Dataset entries on figures:
★ ★ ★

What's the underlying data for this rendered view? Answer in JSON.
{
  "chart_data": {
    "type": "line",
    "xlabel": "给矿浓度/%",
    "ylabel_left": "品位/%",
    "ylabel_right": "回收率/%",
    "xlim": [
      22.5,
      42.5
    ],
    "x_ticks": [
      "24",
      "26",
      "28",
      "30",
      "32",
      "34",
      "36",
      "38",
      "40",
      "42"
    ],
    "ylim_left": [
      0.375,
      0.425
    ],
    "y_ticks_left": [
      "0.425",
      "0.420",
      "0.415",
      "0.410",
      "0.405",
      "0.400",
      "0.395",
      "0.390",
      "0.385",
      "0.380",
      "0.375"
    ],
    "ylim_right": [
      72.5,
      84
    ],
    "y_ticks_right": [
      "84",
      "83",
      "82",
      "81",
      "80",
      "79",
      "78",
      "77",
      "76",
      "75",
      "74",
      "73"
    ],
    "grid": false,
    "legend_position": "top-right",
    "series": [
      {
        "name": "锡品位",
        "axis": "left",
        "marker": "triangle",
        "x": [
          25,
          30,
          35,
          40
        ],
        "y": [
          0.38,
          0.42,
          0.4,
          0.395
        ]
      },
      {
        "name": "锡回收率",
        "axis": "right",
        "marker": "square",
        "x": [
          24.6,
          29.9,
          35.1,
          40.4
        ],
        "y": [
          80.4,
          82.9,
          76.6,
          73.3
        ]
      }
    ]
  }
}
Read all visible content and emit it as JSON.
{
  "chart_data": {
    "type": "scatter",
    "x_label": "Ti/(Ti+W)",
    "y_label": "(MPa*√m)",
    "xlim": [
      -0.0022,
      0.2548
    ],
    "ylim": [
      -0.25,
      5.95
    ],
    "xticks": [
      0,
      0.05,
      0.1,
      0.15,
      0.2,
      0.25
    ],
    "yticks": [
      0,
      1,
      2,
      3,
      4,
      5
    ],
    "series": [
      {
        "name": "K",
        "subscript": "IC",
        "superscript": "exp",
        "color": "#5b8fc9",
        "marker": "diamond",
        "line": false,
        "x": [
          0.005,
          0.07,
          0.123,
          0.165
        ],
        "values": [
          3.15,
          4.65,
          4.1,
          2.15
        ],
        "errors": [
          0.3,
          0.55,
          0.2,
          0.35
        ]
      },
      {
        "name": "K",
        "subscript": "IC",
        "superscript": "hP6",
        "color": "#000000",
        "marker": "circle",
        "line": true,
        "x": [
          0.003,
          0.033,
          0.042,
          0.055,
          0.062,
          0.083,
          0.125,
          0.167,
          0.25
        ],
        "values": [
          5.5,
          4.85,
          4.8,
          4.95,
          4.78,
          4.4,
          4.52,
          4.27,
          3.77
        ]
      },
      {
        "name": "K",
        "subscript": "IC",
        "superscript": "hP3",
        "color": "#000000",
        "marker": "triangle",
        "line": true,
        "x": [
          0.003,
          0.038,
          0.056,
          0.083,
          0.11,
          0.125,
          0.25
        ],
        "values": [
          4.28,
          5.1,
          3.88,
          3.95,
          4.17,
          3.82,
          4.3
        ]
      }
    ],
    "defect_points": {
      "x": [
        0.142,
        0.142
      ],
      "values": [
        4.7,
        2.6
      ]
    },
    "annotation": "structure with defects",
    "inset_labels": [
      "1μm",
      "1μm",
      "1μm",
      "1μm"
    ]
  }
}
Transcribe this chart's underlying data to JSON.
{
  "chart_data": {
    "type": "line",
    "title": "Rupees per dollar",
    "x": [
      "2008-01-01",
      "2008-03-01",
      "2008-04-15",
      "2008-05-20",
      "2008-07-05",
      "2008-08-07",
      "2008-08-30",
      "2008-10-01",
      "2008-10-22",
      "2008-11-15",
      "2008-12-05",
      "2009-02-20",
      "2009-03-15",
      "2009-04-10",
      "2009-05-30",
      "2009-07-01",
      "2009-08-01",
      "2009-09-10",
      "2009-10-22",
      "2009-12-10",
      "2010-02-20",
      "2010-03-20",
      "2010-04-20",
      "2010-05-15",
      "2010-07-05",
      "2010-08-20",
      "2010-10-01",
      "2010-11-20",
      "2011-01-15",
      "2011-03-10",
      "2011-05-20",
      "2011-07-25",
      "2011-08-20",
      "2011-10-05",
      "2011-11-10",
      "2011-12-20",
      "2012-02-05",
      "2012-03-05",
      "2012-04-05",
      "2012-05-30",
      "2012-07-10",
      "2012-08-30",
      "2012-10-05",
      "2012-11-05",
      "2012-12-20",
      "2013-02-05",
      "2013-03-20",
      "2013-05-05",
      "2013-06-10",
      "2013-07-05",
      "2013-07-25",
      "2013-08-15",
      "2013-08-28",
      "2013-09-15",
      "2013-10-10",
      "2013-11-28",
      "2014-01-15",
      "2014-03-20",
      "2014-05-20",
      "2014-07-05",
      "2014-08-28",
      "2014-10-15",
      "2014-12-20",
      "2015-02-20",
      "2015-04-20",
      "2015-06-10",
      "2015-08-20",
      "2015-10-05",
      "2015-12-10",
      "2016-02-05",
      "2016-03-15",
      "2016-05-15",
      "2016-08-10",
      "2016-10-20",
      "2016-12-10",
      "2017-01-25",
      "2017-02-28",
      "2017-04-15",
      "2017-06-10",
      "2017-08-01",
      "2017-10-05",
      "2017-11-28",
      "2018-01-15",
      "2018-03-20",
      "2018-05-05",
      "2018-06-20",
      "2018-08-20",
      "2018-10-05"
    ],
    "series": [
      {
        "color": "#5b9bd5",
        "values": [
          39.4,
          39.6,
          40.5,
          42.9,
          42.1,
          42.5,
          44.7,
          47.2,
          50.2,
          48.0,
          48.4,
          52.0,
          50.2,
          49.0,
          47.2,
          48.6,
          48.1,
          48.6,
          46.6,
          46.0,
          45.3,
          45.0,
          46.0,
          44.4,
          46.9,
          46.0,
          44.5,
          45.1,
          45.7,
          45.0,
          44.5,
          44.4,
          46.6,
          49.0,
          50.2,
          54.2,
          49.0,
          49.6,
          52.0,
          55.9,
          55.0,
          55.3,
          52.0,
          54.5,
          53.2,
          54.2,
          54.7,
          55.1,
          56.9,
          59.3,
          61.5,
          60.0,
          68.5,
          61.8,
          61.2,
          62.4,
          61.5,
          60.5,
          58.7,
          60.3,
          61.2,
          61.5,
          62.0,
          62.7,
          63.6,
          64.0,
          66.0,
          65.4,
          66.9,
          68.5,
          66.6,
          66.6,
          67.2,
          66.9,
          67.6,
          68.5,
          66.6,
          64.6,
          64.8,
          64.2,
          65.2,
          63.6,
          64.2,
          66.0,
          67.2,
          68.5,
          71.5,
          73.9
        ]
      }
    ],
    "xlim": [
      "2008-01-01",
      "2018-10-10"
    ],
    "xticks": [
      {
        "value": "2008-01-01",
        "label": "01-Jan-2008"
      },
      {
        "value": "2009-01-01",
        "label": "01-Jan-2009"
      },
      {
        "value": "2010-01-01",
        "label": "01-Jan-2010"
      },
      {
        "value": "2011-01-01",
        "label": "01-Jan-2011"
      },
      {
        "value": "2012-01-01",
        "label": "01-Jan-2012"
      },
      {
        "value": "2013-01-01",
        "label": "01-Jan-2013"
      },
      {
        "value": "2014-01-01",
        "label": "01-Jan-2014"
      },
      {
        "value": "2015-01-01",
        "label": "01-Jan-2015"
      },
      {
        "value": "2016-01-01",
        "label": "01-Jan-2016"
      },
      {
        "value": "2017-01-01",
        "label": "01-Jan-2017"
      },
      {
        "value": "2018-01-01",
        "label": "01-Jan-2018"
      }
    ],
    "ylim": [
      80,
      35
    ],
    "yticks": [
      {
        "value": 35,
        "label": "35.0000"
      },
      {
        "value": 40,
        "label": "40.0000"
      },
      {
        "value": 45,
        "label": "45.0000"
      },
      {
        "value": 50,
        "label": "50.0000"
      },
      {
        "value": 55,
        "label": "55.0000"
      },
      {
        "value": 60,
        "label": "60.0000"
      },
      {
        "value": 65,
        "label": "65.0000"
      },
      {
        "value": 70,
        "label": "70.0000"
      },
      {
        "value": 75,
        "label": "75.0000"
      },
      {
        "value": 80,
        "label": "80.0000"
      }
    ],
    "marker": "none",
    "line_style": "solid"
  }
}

★ ★ ★

▶ _What is expected_
Copy each line holding the word "this" from the listing above.

▶ _Worked answer_
What's the underlying data for this rendered view? Answer in JSON.
Transcribe this chart's underlying data to JSON.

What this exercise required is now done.